**Stored rows**.
+===+
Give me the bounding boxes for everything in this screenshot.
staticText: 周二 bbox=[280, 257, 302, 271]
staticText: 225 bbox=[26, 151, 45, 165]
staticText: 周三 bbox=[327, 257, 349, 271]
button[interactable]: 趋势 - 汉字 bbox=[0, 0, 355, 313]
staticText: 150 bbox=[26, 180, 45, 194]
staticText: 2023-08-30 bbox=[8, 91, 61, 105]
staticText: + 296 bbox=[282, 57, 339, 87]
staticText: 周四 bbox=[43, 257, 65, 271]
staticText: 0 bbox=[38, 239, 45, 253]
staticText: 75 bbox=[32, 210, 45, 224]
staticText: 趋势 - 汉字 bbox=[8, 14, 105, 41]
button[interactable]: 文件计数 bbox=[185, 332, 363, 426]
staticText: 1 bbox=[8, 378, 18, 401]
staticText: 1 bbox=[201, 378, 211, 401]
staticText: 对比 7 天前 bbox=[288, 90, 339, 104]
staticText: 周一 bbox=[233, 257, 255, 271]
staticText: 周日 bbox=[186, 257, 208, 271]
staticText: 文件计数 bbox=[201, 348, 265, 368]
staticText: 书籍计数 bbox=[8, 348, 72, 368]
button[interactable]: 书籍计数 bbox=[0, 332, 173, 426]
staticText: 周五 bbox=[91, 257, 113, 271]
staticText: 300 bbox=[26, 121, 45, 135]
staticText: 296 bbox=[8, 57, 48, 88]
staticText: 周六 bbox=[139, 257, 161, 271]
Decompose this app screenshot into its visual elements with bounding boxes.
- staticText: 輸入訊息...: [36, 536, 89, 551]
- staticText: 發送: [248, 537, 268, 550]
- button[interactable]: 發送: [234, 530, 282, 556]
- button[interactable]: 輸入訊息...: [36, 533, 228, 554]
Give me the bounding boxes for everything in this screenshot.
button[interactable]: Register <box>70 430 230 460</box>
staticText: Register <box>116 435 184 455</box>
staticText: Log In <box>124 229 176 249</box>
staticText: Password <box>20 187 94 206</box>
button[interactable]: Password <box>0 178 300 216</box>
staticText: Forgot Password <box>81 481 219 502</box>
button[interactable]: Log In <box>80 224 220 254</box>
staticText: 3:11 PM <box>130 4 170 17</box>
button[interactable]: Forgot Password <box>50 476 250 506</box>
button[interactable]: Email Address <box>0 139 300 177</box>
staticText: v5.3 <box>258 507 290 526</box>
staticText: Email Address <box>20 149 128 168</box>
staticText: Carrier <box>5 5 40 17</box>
+===+
**Given task**.
Please write out every line of the listing above without changing anything.

**Answer to this exercise**.
Give me the bounding boxes for everything in this screenshot.
staticText: 周二 bbox=[280, 257, 302, 271]
staticText: 225 bbox=[26, 151, 45, 165]
staticText: 周三 bbox=[327, 257, 349, 271]
button[interactable]: 趋势 - 汉字 bbox=[0, 0, 355, 313]
staticText: 150 bbox=[26, 180, 45, 194]
staticText: 2023-08-30 bbox=[8, 91, 61, 105]
staticText: + 296 bbox=[282, 57, 339, 87]
staticText: 周四 bbox=[43, 257, 65, 271]
staticText: 0 bbox=[38, 239, 45, 253]
staticText: 75 bbox=[32, 210, 45, 224]
staticText: 趋势 - 汉字 bbox=[8, 14, 105, 41]
button[interactable]: 文件计数 bbox=[185, 332, 363, 426]
staticText: 1 bbox=[8, 378, 18, 401]
staticText: 1 bbox=[201, 378, 211, 401]
staticText: 对比 7 天前 bbox=[288, 90, 339, 104]
staticText: 周一 bbox=[233, 257, 255, 271]
staticText: 周日 bbox=[186, 257, 208, 271]
staticText: 文件计数 bbox=[201, 348, 265, 368]
staticText: 书籍计数 bbox=[8, 348, 72, 368]
button[interactable]: 书籍计数 bbox=[0, 332, 173, 426]
staticText: 周五 bbox=[91, 257, 113, 271]
staticText: 300 bbox=[26, 121, 45, 135]
staticText: 296 bbox=[8, 57, 48, 88]
staticText: 周六 bbox=[139, 257, 161, 271]
Decompose this app screenshot into its visual elements with bounding boxes.
- staticText: 輸入訊息...: [36, 536, 89, 551]
- staticText: 發送: [248, 537, 268, 550]
- button[interactable]: 發送: [234, 530, 282, 556]
- button[interactable]: 輸入訊息...: [36, 533, 228, 554]
Give me the bounding boxes for everything in this screenshot.
button[interactable]: Register <box>70 430 230 460</box>
staticText: Register <box>116 435 184 455</box>
staticText: Log In <box>124 229 176 249</box>
staticText: Password <box>20 187 94 206</box>
button[interactable]: Password <box>0 178 300 216</box>
staticText: Forgot Password <box>81 481 219 502</box>
button[interactable]: Log In <box>80 224 220 254</box>
staticText: 3:11 PM <box>130 4 170 17</box>
button[interactable]: Forgot Password <box>50 476 250 506</box>
button[interactable]: Email Address <box>0 139 300 177</box>
staticText: v5.3 <box>258 507 290 526</box>
staticText: Email Address <box>20 149 128 168</box>
staticText: Carrier <box>5 5 40 17</box>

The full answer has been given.